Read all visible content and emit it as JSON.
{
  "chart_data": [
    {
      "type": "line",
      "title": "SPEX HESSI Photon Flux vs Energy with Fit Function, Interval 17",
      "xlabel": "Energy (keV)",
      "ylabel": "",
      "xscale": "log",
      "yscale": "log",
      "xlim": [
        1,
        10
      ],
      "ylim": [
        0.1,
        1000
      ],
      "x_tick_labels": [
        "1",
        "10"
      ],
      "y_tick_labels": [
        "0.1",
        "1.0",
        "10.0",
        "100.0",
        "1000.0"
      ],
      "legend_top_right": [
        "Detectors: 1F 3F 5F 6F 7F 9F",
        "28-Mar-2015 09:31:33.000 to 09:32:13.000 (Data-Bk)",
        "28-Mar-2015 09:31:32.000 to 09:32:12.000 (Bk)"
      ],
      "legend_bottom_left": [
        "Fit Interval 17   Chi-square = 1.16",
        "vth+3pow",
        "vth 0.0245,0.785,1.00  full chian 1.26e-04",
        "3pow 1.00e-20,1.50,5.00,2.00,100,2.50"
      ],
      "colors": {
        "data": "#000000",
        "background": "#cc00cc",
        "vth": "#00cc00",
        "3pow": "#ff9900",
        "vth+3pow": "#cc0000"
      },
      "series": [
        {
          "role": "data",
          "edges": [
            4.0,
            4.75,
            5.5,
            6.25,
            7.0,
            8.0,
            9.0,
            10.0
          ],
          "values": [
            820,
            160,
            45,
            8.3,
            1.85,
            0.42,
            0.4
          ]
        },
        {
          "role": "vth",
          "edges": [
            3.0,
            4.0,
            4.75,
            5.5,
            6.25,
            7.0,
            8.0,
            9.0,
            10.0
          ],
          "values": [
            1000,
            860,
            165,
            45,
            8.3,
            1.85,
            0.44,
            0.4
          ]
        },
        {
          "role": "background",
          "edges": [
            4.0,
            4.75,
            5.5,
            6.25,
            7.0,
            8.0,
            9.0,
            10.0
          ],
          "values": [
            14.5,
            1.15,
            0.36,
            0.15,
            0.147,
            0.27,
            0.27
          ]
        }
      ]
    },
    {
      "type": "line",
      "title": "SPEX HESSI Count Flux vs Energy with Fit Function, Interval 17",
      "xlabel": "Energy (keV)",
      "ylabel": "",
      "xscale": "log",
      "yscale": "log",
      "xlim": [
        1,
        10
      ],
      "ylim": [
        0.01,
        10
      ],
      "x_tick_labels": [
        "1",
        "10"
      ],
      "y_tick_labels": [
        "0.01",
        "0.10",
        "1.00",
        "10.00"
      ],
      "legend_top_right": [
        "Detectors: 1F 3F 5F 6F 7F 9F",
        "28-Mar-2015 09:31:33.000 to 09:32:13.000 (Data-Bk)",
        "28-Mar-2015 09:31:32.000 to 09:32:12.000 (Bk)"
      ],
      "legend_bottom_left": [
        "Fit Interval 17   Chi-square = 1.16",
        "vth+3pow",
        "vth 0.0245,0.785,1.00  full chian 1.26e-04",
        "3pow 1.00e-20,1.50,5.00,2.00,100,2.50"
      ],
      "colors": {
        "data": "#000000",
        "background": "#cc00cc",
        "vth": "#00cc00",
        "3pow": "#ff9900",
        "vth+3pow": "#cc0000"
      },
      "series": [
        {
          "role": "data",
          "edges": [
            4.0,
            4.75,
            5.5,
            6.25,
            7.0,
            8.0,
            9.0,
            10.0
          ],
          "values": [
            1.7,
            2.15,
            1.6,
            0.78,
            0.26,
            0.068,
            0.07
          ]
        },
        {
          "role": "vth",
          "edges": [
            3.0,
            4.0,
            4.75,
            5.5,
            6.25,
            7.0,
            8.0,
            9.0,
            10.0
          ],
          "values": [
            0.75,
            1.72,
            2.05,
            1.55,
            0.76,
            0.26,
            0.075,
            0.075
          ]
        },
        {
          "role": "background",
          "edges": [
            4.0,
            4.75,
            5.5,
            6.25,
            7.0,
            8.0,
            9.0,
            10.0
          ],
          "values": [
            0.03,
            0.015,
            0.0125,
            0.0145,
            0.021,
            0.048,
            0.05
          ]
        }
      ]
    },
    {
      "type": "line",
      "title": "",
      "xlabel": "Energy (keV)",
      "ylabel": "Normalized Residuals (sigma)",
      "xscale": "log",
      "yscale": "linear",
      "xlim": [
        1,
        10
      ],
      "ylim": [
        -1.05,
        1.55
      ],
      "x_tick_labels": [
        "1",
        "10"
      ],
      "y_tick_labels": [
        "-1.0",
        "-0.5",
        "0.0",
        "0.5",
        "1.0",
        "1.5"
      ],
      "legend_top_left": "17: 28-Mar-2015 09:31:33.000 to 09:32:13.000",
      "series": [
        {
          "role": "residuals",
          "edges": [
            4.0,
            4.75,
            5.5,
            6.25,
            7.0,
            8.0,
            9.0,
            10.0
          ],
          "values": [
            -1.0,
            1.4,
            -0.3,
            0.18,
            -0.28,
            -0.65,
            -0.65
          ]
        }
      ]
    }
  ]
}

::::

Set problem:
Copy out all of the data exactly, leaving nothing out.

In response:
Read all visible content and emit it as JSON.
{
  "chart_data": [
    {
      "type": "line",
      "title": "SPEX HESSI Photon Flux vs Energy with Fit Function, Interval 17",
      "xlabel": "Energy (keV)",
      "ylabel": "",
      "xscale": "log",
      "yscale": "log",
      "xlim": [
        1,
        10
      ],
      "ylim": [
        0.1,
        1000
      ],
      "x_tick_labels": [
        "1",
        "10"
      ],
      "y_tick_labels": [
        "0.1",
        "1.0",
        "10.0",
        "100.0",
        "1000.0"
      ],
      "legend_top_right": [
        "Detectors: 1F 3F 5F 6F 7F 9F",
        "28-Mar-2015 09:31:33.000 to 09:32:13.000 (Data-Bk)",
        "28-Mar-2015 09:31:32.000 to 09:32:12.000 (Bk)"
      ],
      "legend_bottom_left": [
        "Fit Interval 17   Chi-square = 1.16",
        "vth+3pow",
        "vth 0.0245,0.785,1.00  full chian 1.26e-04",
        "3pow 1.00e-20,1.50,5.00,2.00,100,2.50"
      ],
      "colors": {
        "data": "#000000",
        "background": "#cc00cc",
        "vth": "#00cc00",
        "3pow": "#ff9900",
        "vth+3pow": "#cc0000"
      },
      "series": [
        {
          "role": "data",
          "edges": [
            4.0,
            4.75,
            5.5,
            6.25,
            7.0,
            8.0,
            9.0,
            10.0
          ],
          "values": [
            820,
            160,
            45,
            8.3,
            1.85,
            0.42,
            0.4
          ]
        },
        {
          "role": "vth",
          "edges": [
            3.0,
            4.0,
            4.75,
            5.5,
            6.25,
            7.0,
            8.0,
            9.0,
            10.0
          ],
          "values": [
            1000,
            860,
            165,
            45,
            8.3,
            1.85,
            0.44,
            0.4
          ]
        },
        {
          "role": "background",
          "edges": [
            4.0,
            4.75,
            5.5,
            6.25,
            7.0,
            8.0,
            9.0,
            10.0
          ],
          "values": [
            14.5,
            1.15,
            0.36,
            0.15,
            0.147,
            0.27,
            0.27
          ]
        }
      ]
    },
    {
      "type": "line",
      "title": "SPEX HESSI Count Flux vs Energy with Fit Function, Interval 17",
      "xlabel": "Energy (keV)",
      "ylabel": "",
      "xscale": "log",
      "yscale": "log",
      "xlim": [
        1,
        10
      ],
      "ylim": [
        0.01,
        10
      ],
      "x_tick_labels": [
        "1",
        "10"
      ],
      "y_tick_labels": [
        "0.01",
        "0.10",
        "1.00",
        "10.00"
      ],
      "legend_top_right": [
        "Detectors: 1F 3F 5F 6F 7F 9F",
        "28-Mar-2015 09:31:33.000 to 09:32:13.000 (Data-Bk)",
        "28-Mar-2015 09:31:32.000 to 09:32:12.000 (Bk)"
      ],
      "legend_bottom_left": [
        "Fit Interval 17   Chi-square = 1.16",
        "vth+3pow",
        "vth 0.0245,0.785,1.00  full chian 1.26e-04",
        "3pow 1.00e-20,1.50,5.00,2.00,100,2.50"
      ],
      "colors": {
        "data": "#000000",
        "background": "#cc00cc",
        "vth": "#00cc00",
        "3pow": "#ff9900",
        "vth+3pow": "#cc0000"
      },
      "series": [
        {
          "role": "data",
          "edges": [
            4.0,
            4.75,
            5.5,
            6.25,
            7.0,
            8.0,
            9.0,
            10.0
          ],
          "values": [
            1.7,
            2.15,
            1.6,
            0.78,
            0.26,
            0.068,
            0.07
          ]
        },
        {
          "role": "vth",
          "edges": [
            3.0,
            4.0,
            4.75,
            5.5,
            6.25,
            7.0,
            8.0,
            9.0,
            10.0
          ],
          "values": [
            0.75,
            1.72,
            2.05,
            1.55,
            0.76,
            0.26,
            0.075,
            0.075
          ]
        },
        {
          "role": "background",
          "edges": [
            4.0,
            4.75,
            5.5,
            6.25,
            7.0,
            8.0,
            9.0,
            10.0
          ],
          "values": [
            0.03,
            0.015,
            0.0125,
            0.0145,
            0.021,
            0.048,
            0.05
          ]
        }
      ]
    },
    {
      "type": "line",
      "title": "",
      "xlabel": "Energy (keV)",
      "ylabel": "Normalized Residuals (sigma)",
      "xscale": "log",
      "yscale": "linear",
      "xlim": [
        1,
        10
      ],
      "ylim": [
        -1.05,
        1.55
      ],
      "x_tick_labels": [
        "1",
        "10"
      ],
      "y_tick_labels": [
        "-1.0",
        "-0.5",
        "0.0",
        "0.5",
        "1.0",
        "1.5"
      ],
      "legend_top_left": "17: 28-Mar-2015 09:31:33.000 to 09:32:13.000",
      "series": [
        {
          "role": "residuals",
          "edges": [
            4.0,
            4.75,
            5.5,
            6.25,
            7.0,
            8.0,
            9.0,
            10.0
          ],
          "values": [
            -1.0,
            1.4,
            -0.3,
            0.18,
            -0.28,
            -0.65,
            -0.65
          ]
        }
      ]
    }
  ]
}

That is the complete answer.